Begin Task input

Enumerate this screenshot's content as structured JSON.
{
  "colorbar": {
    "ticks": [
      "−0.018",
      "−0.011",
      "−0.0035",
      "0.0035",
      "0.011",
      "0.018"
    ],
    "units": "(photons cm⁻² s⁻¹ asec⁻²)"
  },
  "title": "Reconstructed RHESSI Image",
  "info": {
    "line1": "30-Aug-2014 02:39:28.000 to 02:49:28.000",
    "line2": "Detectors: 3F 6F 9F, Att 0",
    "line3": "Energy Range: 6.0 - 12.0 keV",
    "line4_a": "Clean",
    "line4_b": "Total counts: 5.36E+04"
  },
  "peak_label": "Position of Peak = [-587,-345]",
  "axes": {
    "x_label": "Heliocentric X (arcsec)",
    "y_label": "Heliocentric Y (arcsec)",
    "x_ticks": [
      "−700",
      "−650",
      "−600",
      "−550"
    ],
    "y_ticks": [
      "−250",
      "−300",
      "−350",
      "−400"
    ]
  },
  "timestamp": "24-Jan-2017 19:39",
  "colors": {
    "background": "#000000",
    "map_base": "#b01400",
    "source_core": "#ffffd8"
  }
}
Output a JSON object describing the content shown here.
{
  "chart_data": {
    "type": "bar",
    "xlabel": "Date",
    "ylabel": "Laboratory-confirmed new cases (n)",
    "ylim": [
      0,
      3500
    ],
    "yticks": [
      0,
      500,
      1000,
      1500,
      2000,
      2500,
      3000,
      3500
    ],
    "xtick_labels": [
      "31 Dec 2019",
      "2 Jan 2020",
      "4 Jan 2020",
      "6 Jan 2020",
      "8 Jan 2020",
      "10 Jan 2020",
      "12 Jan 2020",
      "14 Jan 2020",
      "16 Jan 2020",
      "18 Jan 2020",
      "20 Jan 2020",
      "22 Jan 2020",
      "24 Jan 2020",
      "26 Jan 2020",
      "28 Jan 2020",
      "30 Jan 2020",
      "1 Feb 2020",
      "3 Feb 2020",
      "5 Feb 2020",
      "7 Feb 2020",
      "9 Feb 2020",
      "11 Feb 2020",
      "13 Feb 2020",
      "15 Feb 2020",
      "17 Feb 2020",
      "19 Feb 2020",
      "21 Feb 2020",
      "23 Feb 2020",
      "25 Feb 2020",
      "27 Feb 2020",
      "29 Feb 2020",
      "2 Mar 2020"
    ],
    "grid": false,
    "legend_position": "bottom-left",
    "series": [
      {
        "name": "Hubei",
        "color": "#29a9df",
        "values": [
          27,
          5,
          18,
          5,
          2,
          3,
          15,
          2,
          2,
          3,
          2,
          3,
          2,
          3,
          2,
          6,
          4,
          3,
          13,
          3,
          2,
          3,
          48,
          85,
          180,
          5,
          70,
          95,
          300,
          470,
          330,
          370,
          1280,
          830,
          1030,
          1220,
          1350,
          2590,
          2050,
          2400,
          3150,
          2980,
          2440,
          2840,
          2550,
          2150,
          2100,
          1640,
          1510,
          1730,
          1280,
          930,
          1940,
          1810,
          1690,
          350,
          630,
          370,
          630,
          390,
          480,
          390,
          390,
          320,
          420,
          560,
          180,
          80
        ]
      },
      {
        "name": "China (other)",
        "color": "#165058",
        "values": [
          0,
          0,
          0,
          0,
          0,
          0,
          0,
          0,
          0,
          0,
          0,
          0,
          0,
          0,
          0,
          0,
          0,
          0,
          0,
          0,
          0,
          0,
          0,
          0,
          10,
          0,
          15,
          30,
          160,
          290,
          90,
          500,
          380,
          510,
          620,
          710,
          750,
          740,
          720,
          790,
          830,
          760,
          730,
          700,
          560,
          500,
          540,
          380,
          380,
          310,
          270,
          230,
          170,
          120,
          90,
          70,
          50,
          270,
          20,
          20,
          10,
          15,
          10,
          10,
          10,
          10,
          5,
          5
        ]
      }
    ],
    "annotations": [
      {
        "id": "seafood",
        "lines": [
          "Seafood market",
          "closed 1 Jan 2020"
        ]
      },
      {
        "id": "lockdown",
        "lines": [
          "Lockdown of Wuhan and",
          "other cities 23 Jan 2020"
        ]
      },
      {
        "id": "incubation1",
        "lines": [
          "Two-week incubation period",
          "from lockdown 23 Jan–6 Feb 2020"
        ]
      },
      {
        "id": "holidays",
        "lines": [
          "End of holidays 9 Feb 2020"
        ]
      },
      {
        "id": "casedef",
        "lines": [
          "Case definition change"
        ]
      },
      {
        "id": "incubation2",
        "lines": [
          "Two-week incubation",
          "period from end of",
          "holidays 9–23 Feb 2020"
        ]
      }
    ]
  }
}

End Task input

▶ _Work instructions_
Give the listing again, word for word.

▶ _Correct response_
Enumerate this screenshot's content as structured JSON.
{
  "colorbar": {
    "ticks": [
      "−0.018",
      "−0.011",
      "−0.0035",
      "0.0035",
      "0.011",
      "0.018"
    ],
    "units": "(photons cm⁻² s⁻¹ asec⁻²)"
  },
  "title": "Reconstructed RHESSI Image",
  "info": {
    "line1": "30-Aug-2014 02:39:28.000 to 02:49:28.000",
    "line2": "Detectors: 3F 6F 9F, Att 0",
    "line3": "Energy Range: 6.0 - 12.0 keV",
    "line4_a": "Clean",
    "line4_b": "Total counts: 5.36E+04"
  },
  "peak_label": "Position of Peak = [-587,-345]",
  "axes": {
    "x_label": "Heliocentric X (arcsec)",
    "y_label": "Heliocentric Y (arcsec)",
    "x_ticks": [
      "−700",
      "−650",
      "−600",
      "−550"
    ],
    "y_ticks": [
      "−250",
      "−300",
      "−350",
      "−400"
    ]
  },
  "timestamp": "24-Jan-2017 19:39",
  "colors": {
    "background": "#000000",
    "map_base": "#b01400",
    "source_core": "#ffffd8"
  }
}
Output a JSON object describing the content shown here.
{
  "chart_data": {
    "type": "bar",
    "xlabel": "Date",
    "ylabel": "Laboratory-confirmed new cases (n)",
    "ylim": [
      0,
      3500
    ],
    "yticks": [
      0,
      500,
      1000,
      1500,
      2000,
      2500,
      3000,
      3500
    ],
    "xtick_labels": [
      "31 Dec 2019",
      "2 Jan 2020",
      "4 Jan 2020",
      "6 Jan 2020",
      "8 Jan 2020",
      "10 Jan 2020",
      "12 Jan 2020",
      "14 Jan 2020",
      "16 Jan 2020",
      "18 Jan 2020",
      "20 Jan 2020",
      "22 Jan 2020",
      "24 Jan 2020",
      "26 Jan 2020",
      "28 Jan 2020",
      "30 Jan 2020",
      "1 Feb 2020",
      "3 Feb 2020",
      "5 Feb 2020",
      "7 Feb 2020",
      "9 Feb 2020",
      "11 Feb 2020",
      "13 Feb 2020",
      "15 Feb 2020",
      "17 Feb 2020",
      "19 Feb 2020",
      "21 Feb 2020",
      "23 Feb 2020",
      "25 Feb 2020",
      "27 Feb 2020",
      "29 Feb 2020",
      "2 Mar 2020"
    ],
    "grid": false,
    "legend_position": "bottom-left",
    "series": [
      {
        "name": "Hubei",
        "color": "#29a9df",
        "values": [
          27,
          5,
          18,
          5,
          2,
          3,
          15,
          2,
          2,
          3,
          2,
          3,
          2,
          3,
          2,
          6,
          4,
          3,
          13,
          3,
          2,
          3,
          48,
          85,
          180,
          5,
          70,
          95,
          300,
          470,
          330,
          370,
          1280,
          830,
          1030,
          1220,
          1350,
          2590,
          2050,
          2400,
          3150,
          2980,
          2440,
          2840,
          2550,
          2150,
          2100,
          1640,
          1510,
          1730,
          1280,
          930,
          1940,
          1810,
          1690,
          350,
          630,
          370,
          630,
          390,
          480,
          390,
          390,
          320,
          420,
          560,
          180,
          80
        ]
      },
      {
        "name": "China (other)",
        "color": "#165058",
        "values": [
          0,
          0,
          0,
          0,
          0,
          0,
          0,
          0,
          0,
          0,
          0,
          0,
          0,
          0,
          0,
          0,
          0,
          0,
          0,
          0,
          0,
          0,
          0,
          0,
          10,
          0,
          15,
          30,
          160,
          290,
          90,
          500,
          380,
          510,
          620,
          710,
          750,
          740,
          720,
          790,
          830,
          760,
          730,
          700,
          560,
          500,
          540,
          380,
          380,
          310,
          270,
          230,
          170,
          120,
          90,
          70,
          50,
          270,
          20,
          20,
          10,
          15,
          10,
          10,
          10,
          10,
          5,
          5
        ]
      }
    ],
    "annotations": [
      {
        "id": "seafood",
        "lines": [
          "Seafood market",
          "closed 1 Jan 2020"
        ]
      },
      {
        "id": "lockdown",
        "lines": [
          "Lockdown of Wuhan and",
          "other cities 23 Jan 2020"
        ]
      },
      {
        "id": "incubation1",
        "lines": [
          "Two-week incubation period",
          "from lockdown 23 Jan–6 Feb 2020"
        ]
      },
      {
        "id": "holidays",
        "lines": [
          "End of holidays 9 Feb 2020"
        ]
      },
      {
        "id": "casedef",
        "lines": [
          "Case definition change"
        ]
      },
      {
        "id": "incubation2",
        "lines": [
          "Two-week incubation",
          "period from end of",
          "holidays 9–23 Feb 2020"
        ]
      }
    ]
  }
}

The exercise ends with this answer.